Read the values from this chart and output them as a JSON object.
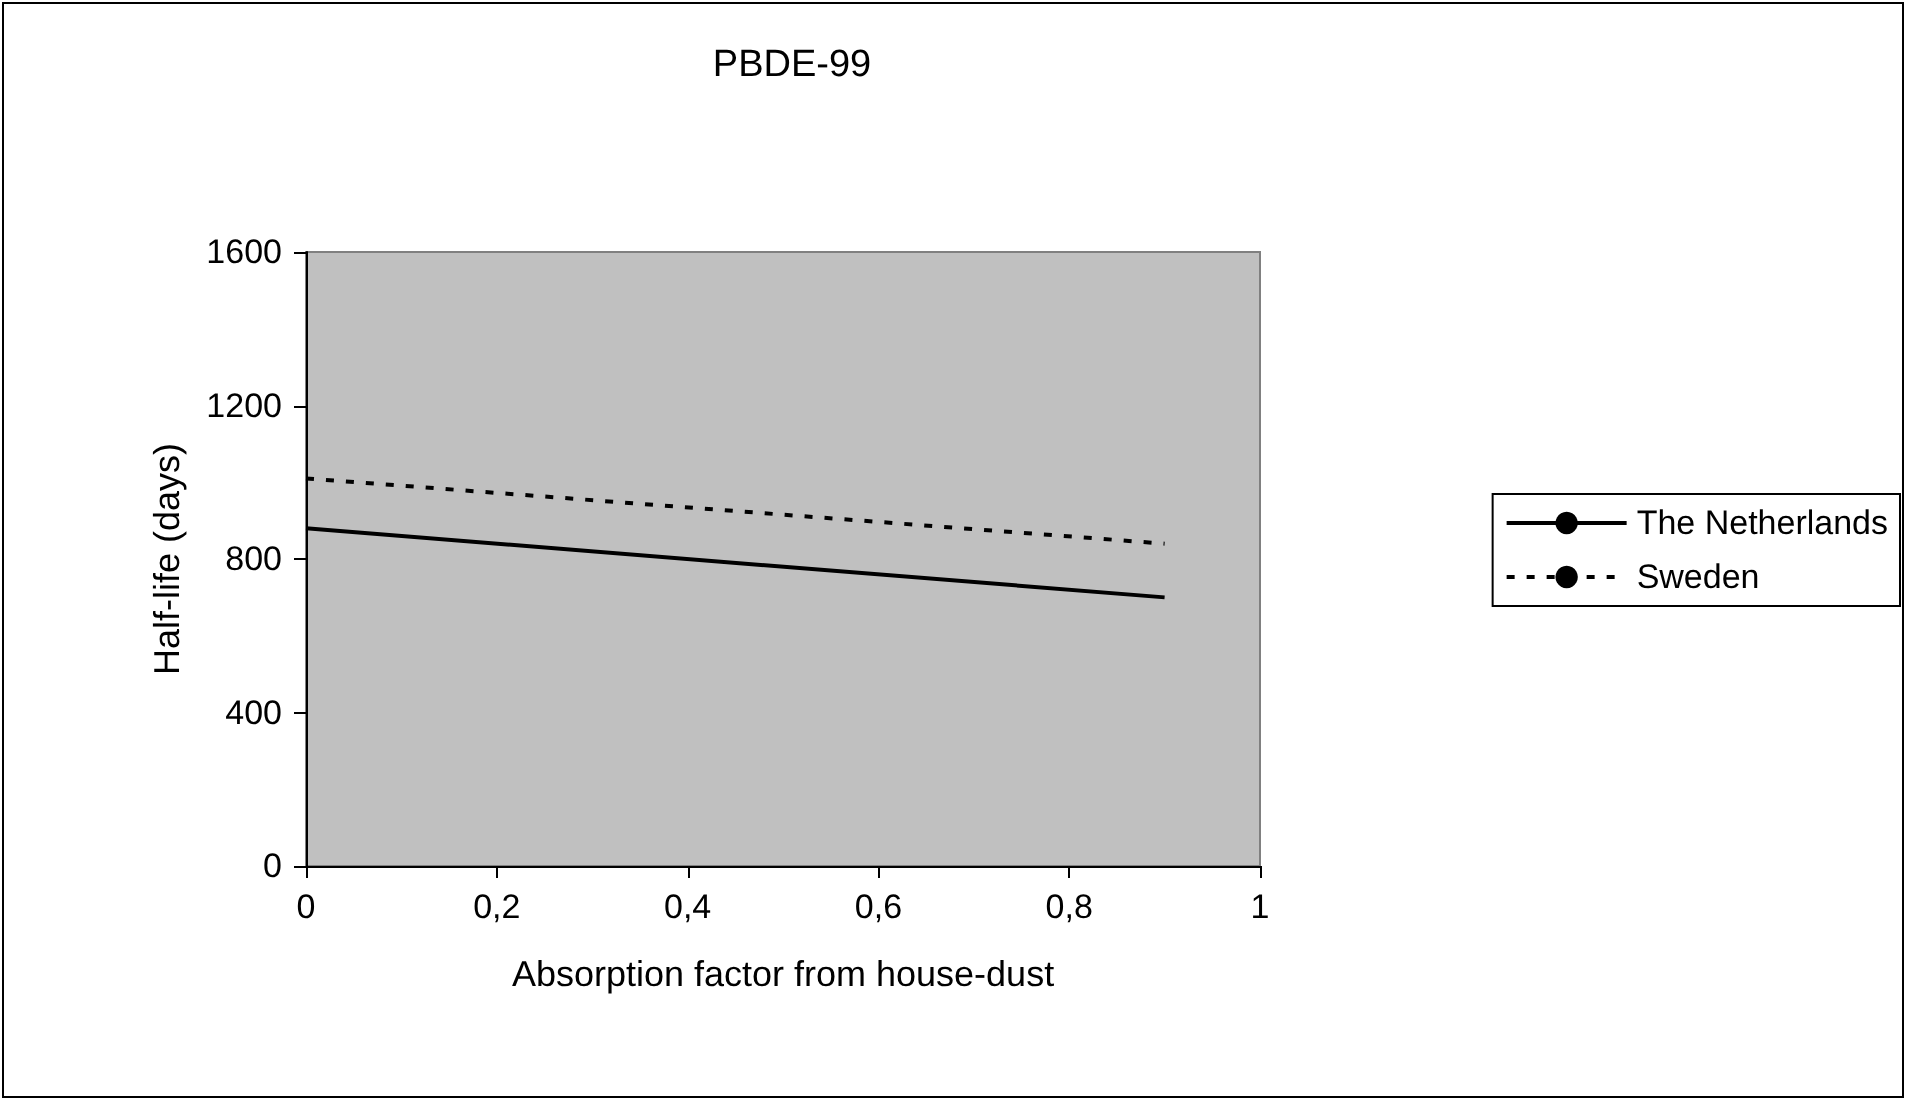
{
  "chart_data": {
    "type": "line",
    "title": "PBDE-99",
    "xlabel": "Absorption factor from house-dust",
    "ylabel": "Half-life (days)",
    "x": [
      0,
      0.9
    ],
    "series": [
      {
        "name": "The Netherlands",
        "color": "#000000",
        "values": [
          880,
          700
        ],
        "line_style": "solid"
      },
      {
        "name": "Sweden",
        "color": "#000000",
        "values": [
          1010,
          840
        ],
        "line_style": "dotted"
      }
    ],
    "xlim": [
      0,
      1
    ],
    "xticks": [
      0,
      {
        "value": 0.2,
        "label": "0,2"
      },
      {
        "value": 0.4,
        "label": "0,4"
      },
      {
        "value": 0.6,
        "label": "0,6"
      },
      {
        "value": 0.8,
        "label": "0,8"
      },
      1
    ],
    "ylim": [
      0,
      1600
    ],
    "yticks": [
      0,
      400,
      800,
      1200,
      1600
    ],
    "grid": false,
    "legend": "right",
    "marker": "none"
  }
}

REQUIRED WORK:
Select every line where the word "from" occurs.

COMPLETE OUTPUT:
Read the values from this chart and output them as a JSON object.
    "xlabel": "Absorption factor from house-dust",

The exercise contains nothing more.